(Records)
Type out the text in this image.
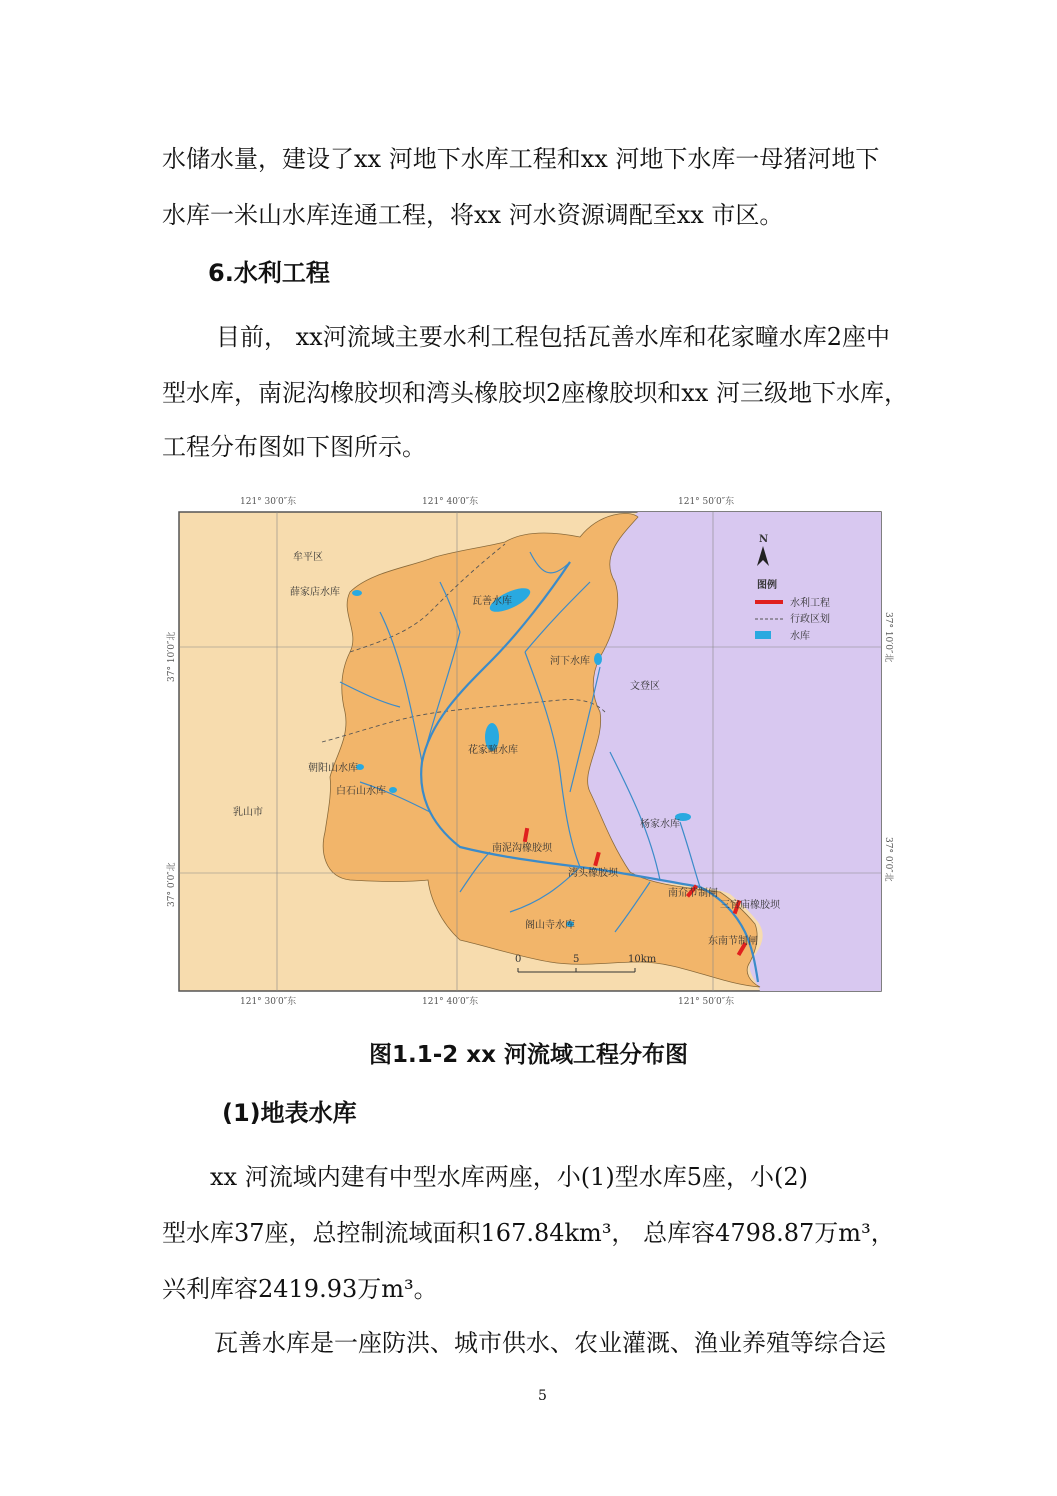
水储水量，建设了xx 河地下水库工程和xx 河地下水库一母猪河地下
水库一米山水库连通工程，将xx 河水资源调配至xx 市区。
6.水利工程
目前， xx河流域主要水利工程包括瓦善水库和花家疃水库2座中
型水库，南泥沟橡胶坝和湾头橡胶坝2座橡胶坝和xx 河三级地下水库，
工程分布图如下图所示。
121° 30′0″东	121° 40′0″东	121° 50′0″东
121° 30′0″东	121° 40′0″东	121° 50′0″东
37° 10′0″北
37° 0′0″北
37° 10′0″北
37° 0′0″北
牟平区
文登区
乳山市
瓦善水库
薛家店水库
河下水库
花家疃水库
朝阳山水库
白石山水库
杨家水库
阁山寺水库
南泥沟橡胶坝
湾头橡胶坝
南夼节制闸
三官庙橡胶坝
东南节制闸
N
图例
水利工程
行政区划
水库
0	5	10km
图1.1-2 xx 河流域工程分布图
(1)地表水库
xx 河流域内建有中型水库两座，小(1)型水库5座，小(2)
型水库37座，总控制流域面积167.84km³， 总库容4798.87万m³，
兴利库容2419.93万m³。
瓦善水库是一座防洪、城市供水、农业灌溉、渔业养殖等综合运
5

▶ _What is required_
All entries are to be retyped exactly. Omit any embedded images.

▶ _Task result_
Type out the text in this image.
水储水量，建设了xx 河地下水库工程和xx 河地下水库一母猪河地下
水库一米山水库连通工程，将xx 河水资源调配至xx 市区。
6.水利工程
目前， xx河流域主要水利工程包括瓦善水库和花家疃水库2座中
型水库，南泥沟橡胶坝和湾头橡胶坝2座橡胶坝和xx 河三级地下水库，
工程分布图如下图所示。
121° 30′0″东	121° 40′0″东	121° 50′0″东
121° 30′0″东	121° 40′0″东	121° 50′0″东
37° 10′0″北
37° 0′0″北
37° 10′0″北
37° 0′0″北
牟平区
文登区
乳山市
瓦善水库
薛家店水库
河下水库
花家疃水库
朝阳山水库
白石山水库
杨家水库
阁山寺水库
南泥沟橡胶坝
湾头橡胶坝
南夼节制闸
三官庙橡胶坝
东南节制闸
N
图例
水利工程
行政区划
水库
0	5	10km
图1.1-2 xx 河流域工程分布图
(1)地表水库
xx 河流域内建有中型水库两座，小(1)型水库5座，小(2)
型水库37座，总控制流域面积167.84km³， 总库容4798.87万m³，
兴利库容2419.93万m³。
瓦善水库是一座防洪、城市供水、农业灌溉、渔业养殖等综合运
5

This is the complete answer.